◆ Stored records:
BEGIN
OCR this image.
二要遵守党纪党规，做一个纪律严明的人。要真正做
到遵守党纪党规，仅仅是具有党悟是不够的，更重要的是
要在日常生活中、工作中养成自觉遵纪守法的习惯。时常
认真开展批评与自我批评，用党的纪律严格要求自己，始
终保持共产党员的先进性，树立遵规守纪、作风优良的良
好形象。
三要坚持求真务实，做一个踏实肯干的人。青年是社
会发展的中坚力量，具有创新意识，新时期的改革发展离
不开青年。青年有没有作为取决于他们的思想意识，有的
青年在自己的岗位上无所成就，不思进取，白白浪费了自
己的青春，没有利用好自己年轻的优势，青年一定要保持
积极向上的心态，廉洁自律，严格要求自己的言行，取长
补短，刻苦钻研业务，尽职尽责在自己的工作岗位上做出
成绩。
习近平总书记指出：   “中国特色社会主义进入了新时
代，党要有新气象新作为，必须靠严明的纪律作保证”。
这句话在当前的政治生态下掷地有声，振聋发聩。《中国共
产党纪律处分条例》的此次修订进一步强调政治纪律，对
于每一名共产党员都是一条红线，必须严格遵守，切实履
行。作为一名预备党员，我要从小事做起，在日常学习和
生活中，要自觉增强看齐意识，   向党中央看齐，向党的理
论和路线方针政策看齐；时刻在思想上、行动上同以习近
END
◆ TASK:
Output the records exactly, including every line.

◆ RESULT OF THE TASK:
OCR this image.
二要遵守党纪党规，做一个纪律严明的人。要真正做
到遵守党纪党规，仅仅是具有党悟是不够的，更重要的是
要在日常生活中、工作中养成自觉遵纪守法的习惯。时常
认真开展批评与自我批评，用党的纪律严格要求自己，始
终保持共产党员的先进性，树立遵规守纪、作风优良的良
好形象。
三要坚持求真务实，做一个踏实肯干的人。青年是社
会发展的中坚力量，具有创新意识，新时期的改革发展离
不开青年。青年有没有作为取决于他们的思想意识，有的
青年在自己的岗位上无所成就，不思进取，白白浪费了自
己的青春，没有利用好自己年轻的优势，青年一定要保持
积极向上的心态，廉洁自律，严格要求自己的言行，取长
补短，刻苦钻研业务，尽职尽责在自己的工作岗位上做出
成绩。
习近平总书记指出：   “中国特色社会主义进入了新时
代，党要有新气象新作为，必须靠严明的纪律作保证”。
这句话在当前的政治生态下掷地有声，振聋发聩。《中国共
产党纪律处分条例》的此次修订进一步强调政治纪律，对
于每一名共产党员都是一条红线，必须严格遵守，切实履
行。作为一名预备党员，我要从小事做起，在日常学习和
生活中，要自觉增强看齐意识，   向党中央看齐，向党的理
论和路线方针政策看齐；时刻在思想上、行动上同以习近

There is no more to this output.